--- begin ---

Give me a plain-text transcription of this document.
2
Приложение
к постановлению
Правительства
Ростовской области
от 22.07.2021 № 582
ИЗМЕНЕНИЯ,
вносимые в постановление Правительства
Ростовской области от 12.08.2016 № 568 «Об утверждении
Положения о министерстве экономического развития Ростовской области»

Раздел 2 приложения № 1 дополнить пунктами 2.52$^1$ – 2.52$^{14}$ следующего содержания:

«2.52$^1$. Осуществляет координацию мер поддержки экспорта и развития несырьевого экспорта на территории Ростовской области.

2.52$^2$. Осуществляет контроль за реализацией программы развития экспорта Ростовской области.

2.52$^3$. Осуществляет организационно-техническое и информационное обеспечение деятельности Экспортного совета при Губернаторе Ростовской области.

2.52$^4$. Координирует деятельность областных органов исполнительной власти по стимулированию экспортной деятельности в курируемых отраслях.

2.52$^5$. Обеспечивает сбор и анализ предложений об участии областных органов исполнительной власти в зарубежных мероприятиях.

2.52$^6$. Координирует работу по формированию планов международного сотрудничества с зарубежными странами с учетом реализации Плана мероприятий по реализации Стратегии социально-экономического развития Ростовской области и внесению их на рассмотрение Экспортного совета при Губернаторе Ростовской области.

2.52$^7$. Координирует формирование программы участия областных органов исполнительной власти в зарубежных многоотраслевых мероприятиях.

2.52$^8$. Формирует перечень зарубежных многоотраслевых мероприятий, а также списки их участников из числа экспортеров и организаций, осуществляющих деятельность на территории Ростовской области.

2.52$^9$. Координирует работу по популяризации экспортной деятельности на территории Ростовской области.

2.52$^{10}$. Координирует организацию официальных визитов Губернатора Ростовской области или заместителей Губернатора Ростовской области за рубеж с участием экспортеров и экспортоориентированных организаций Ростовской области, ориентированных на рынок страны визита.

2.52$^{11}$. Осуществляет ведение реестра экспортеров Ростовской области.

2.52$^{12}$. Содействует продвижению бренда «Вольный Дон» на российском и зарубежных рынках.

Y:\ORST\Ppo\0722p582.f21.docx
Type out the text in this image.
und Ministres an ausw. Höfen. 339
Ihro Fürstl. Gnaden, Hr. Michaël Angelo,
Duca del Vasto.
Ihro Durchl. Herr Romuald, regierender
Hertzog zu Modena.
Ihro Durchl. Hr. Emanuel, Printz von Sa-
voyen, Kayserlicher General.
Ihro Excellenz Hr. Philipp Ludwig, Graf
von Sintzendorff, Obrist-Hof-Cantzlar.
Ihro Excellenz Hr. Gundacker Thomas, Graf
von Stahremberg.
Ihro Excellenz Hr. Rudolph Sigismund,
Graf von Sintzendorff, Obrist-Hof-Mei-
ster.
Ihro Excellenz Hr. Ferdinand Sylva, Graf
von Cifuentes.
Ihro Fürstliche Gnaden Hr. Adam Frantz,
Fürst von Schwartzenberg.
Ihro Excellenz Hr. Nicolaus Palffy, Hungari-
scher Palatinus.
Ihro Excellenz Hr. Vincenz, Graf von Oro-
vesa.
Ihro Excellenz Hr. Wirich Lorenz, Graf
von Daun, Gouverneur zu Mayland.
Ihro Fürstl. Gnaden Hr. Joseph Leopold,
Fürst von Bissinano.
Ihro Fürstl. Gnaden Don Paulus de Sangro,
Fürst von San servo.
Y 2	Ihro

--- end ---

● **Set task**:
Only lines with the string "многоотраслевых" belong in your answer; copy each one.

● **Answer to the exercise**:
2.52$^7$. Координирует формирование программы участия областных органов исполнительной власти в зарубежных многоотраслевых мероприятиях.
2.52$^8$. Формирует перечень зарубежных многоотраслевых мероприятий, а также списки их участников из числа экспортеров и организаций, осуществляющих деятельность на территории Ростовской области.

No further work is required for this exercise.